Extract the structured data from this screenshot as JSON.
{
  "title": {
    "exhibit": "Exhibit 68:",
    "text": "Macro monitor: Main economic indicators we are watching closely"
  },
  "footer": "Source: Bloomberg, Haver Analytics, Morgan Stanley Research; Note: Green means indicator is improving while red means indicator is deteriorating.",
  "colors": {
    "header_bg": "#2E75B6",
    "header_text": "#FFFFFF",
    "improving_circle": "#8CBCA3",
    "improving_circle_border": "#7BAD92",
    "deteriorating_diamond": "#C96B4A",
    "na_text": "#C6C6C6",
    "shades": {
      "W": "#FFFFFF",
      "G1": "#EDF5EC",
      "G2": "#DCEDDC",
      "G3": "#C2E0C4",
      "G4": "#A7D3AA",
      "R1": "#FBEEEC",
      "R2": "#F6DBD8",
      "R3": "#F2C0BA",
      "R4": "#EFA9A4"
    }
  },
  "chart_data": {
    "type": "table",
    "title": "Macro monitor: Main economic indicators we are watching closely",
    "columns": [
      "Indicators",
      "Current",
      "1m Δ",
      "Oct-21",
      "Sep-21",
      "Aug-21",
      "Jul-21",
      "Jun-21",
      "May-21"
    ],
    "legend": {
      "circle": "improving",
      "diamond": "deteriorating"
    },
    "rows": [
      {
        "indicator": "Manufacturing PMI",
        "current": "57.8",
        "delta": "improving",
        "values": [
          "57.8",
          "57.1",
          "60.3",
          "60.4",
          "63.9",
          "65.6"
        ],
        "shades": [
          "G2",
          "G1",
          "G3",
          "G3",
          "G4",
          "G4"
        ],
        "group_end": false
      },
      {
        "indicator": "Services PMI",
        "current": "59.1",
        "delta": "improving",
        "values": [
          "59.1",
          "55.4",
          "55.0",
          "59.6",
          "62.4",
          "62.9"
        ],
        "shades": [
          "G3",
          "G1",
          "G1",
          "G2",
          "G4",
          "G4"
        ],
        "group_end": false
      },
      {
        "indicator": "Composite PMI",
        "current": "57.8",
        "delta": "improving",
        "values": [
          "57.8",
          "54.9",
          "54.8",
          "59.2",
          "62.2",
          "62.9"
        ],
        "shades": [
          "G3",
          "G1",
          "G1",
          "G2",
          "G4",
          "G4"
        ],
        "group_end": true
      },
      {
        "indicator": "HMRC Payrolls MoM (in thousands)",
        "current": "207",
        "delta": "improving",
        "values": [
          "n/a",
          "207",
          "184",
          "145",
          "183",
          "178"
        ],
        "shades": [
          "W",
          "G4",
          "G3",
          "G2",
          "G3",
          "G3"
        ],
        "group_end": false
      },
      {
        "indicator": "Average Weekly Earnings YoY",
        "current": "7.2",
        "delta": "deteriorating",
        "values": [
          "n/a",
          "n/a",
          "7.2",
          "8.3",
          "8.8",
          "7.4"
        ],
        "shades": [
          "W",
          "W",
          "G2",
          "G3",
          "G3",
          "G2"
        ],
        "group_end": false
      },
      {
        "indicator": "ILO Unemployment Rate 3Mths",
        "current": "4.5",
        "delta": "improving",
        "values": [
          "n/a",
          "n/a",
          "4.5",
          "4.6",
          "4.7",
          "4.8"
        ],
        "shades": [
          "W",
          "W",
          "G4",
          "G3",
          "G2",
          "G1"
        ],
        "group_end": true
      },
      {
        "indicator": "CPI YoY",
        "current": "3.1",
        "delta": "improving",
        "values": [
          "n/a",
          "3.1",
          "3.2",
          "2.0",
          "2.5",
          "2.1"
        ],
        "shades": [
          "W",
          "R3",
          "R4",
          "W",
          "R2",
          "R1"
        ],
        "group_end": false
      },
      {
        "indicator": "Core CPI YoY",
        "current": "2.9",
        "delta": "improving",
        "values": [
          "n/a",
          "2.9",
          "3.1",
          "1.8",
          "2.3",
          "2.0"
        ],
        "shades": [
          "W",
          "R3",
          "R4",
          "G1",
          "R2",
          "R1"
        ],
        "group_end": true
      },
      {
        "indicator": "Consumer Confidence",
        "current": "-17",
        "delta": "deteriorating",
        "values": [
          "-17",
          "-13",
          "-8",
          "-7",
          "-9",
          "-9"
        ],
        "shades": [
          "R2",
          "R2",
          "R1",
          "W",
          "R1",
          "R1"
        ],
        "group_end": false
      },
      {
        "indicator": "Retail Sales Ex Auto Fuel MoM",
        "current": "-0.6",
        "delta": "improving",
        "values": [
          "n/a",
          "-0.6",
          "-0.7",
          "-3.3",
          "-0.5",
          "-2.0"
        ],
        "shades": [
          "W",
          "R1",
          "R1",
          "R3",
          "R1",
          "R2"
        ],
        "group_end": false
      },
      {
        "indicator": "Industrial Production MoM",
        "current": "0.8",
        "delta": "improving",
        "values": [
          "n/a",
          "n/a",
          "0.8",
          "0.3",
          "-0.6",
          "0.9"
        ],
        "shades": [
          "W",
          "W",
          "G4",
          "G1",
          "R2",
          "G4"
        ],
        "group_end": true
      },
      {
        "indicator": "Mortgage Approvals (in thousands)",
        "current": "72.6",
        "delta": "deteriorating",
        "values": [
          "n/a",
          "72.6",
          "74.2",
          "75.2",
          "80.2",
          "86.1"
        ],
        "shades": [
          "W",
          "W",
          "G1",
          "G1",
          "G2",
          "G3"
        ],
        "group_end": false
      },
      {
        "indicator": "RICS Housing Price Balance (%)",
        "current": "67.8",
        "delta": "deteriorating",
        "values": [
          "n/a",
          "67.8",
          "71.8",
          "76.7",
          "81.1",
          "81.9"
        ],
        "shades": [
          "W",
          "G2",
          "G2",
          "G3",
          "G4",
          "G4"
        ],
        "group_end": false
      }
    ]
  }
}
━━━━━━━━━━
Check each line above for the string "watching" and show the ones that have it.

    "text": "Macro monitor: Main economic indicators we are watching closely"
    "title": "Macro monitor: Main economic indicators we are watching closely",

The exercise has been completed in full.